TRECHO DO TEXTO:

%%

DESNORTES (Francisco Bosco). O que dizer de uma canção com esse nome fabuloso? Se o título do disco não fosse um genial achado, verso de Aldir Blanc em Sonho de Caramujo, sugerido pelo próprio Francisco para o nome do trabalho, talvez Desnortes emplacasse, e teria sido uma subversão do significado da palavra nessa letra. No (hipotético) título do CD, Desnortes significaria a ausência de ansiedade por um rumo predefinido, sabendo que é caminhando que se faz o caminho. Ou a afirmação cabal da grandeza infinita a que estaria destinado o Brasil aqui do hemisfério Sul, e que não se cumpre como nação, mas relampeia de relance na canção brasileira, a quem ficamos devendo, sempre. Ou outra coisa qualquer.
Em Desnortes a abertura com a descrição a um tempo de uma paisagem que quase dói de tão linda (o Rio, ah, o Rio...) e do estado de espírito de quem canta é, simplesmente, sublime. A segunda parte da letra fala dos desnortes, desejos, descaminhos, almas errantes em corpos ardentes de sezão. E surpreende com um discurso de reminiscências que soa estranho em um letrista de trinta anos (que, quem sabe, como a voz de Sonho de Caramujo, “nem menino era garotinho”) e absolutamente belo na voz do sessentão João Bosco. Mas a força da primeira parte é tanta que quando a última palavra da letra (“nada foi em vão”) parece conduzir ao encerramento da canção, o canto é como que atraído pelo início e voltamos a ouvir esses dezoito versos que congregam em um concentrado de intensa beleza o Morro Dois Irmão de Chico Buarque, aqui “cravejado de uma estranha ilusão”, o Corcovado de Tom Jobim onde “bóia o Cristo levitando contra o céu” e o mar de Caymmi (“é doce, irmão, morrer no mar”). Esse verso é tão pungente que “morrer no mar” precisa ser repetido três vezes, como se à morte e a morte de Quincas Berro D`Água somasse-se a do próprio Caymmi, para que o poeta possa enfim se “apagar no branco sal do mar”, dissolver-se no que dissolvido já é na água, apagar-se junto com o dia e a canção. Novamente foi difícil continuar a ouvir o disco, e a escrever esse texto.

%%

DADOS FORNECIDOS:
%%

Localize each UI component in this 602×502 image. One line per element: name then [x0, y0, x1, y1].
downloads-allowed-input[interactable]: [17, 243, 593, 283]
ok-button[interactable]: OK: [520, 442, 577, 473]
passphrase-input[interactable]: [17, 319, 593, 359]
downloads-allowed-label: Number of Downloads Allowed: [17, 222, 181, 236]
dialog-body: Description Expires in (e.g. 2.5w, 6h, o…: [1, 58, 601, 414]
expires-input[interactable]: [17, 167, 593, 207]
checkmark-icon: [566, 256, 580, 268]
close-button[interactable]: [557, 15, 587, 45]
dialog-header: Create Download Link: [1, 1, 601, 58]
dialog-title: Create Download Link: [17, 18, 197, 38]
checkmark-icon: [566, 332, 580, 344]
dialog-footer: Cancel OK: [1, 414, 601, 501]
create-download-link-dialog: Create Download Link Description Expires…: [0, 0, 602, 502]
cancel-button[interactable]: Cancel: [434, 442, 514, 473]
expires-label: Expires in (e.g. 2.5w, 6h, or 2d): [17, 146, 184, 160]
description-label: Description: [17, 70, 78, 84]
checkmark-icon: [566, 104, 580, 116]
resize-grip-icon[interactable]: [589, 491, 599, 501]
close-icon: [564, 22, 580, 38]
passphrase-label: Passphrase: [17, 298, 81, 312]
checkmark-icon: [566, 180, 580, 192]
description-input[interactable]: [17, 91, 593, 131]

%%

EXERCÍCIO BREVE A: Segundo o texto sobre a canção Desnortes, por que o canto volta ao início quando a última palavra da letra parece encerrar a canção? Explique em uma a três frases.
EXERCÍCIO BREVE B: Dê sequência ao texto sobre a canção Desnortes, começando logo após a última frase apresentada.

RESPOSTA A: Porque a força da primeira parte da letra é tão grande que o canto é como que atraído pelo início. Assim, voltam a ser ouvidos os dezoito versos que reúnem, em um concentrado de intensa beleza, as paisagens evocadas por Chico Buarque, Tom Jobim e Caymmi.

RESPOSTA B:
TANAJURA (Francisco) retoma o jogo de sonoridades verbais de Pronto pra Próxima, mas exacerbado pela levada africana e pontuada por um violão em transe persistente aliado à percussão de Robertinho Silva e Marçal e ataques do violão de Ricardo Silveira, forçando a canção a dissolver-se em fade, para que a faixa pudesse terminar (ao menos para os ouvintes, a impressão é de que os músicos tocaram mais uns dez minutos improvisando em cima do mínimo, e tiveram que bater no vidro do estúdio pra tirarem eles da incorporação!). A letra tem soluções fonéticas incríveis como “brincava de cá, bulia de lá, casava, enlaçava.” Lá casava, enlaçava, de mestre.
MENTIRAS DE VERDADE (Aldir), outro título de bolero ou de radionovela. Uma canção ao estilo clássico da dupla, com assovio, linhas redondas de baixo conduzindo os casais no fim de noite à meia luz, band-aids nos calcanhares, cigarros, cantores molhados de chuva até os ossos, o disparate do amor na mala do mascate, na aguarrás goela abaixo do dominó, na gargalhada final. E tudo acaba de repente, no meio de um duelo de acordes de violão e improvisos de voz. Como se cortassem a luz do cabaré por falta de pagamento, e subissem os créditos.
JIMBO NO JAZZ (Nei Lopes) é uma curiosa combinação do habitual vocabulário de etimologia afro de Nei Lopes com uma levada rythm´n´blues, jaz, jongo, rock, sei lá! concretizada na letra que diz que o “jongo é um jazz” e “o samba, a milonga, o tango, o candombe, tudo é lá do Congo”. Show de João, fazendo sozinho de seu violão uma big band, uma Orquestra Tabajara.
PLURAL SINGULAR (Aldir). Pra quem já botou hemoptise num samba-exaltação, rimar galáxias com hemácias não chega a ser surpreendente. Canção pra ser ouvida com carinho, se deliciando com a densidade das palavras que falam de um amor, uma amada tão, mas tanto, tanto, que é “capaz de, partindo para o mar, voltar”. Fim de papo.
INGENUIDADE é a única faixa não composta por João Bosco. Regravação do samba se Serafim Adriano, gravado por Clementina de Jesus no mesmo disco que Incompatibilidade de Gênios (Incompatibilidade Clementina) e (ambas) recentemente por Caetano. Sobre Serafim Adriano, falecido há dois anos, ver Cravo Albin e o comentário de Caetano em Obra em Progresso.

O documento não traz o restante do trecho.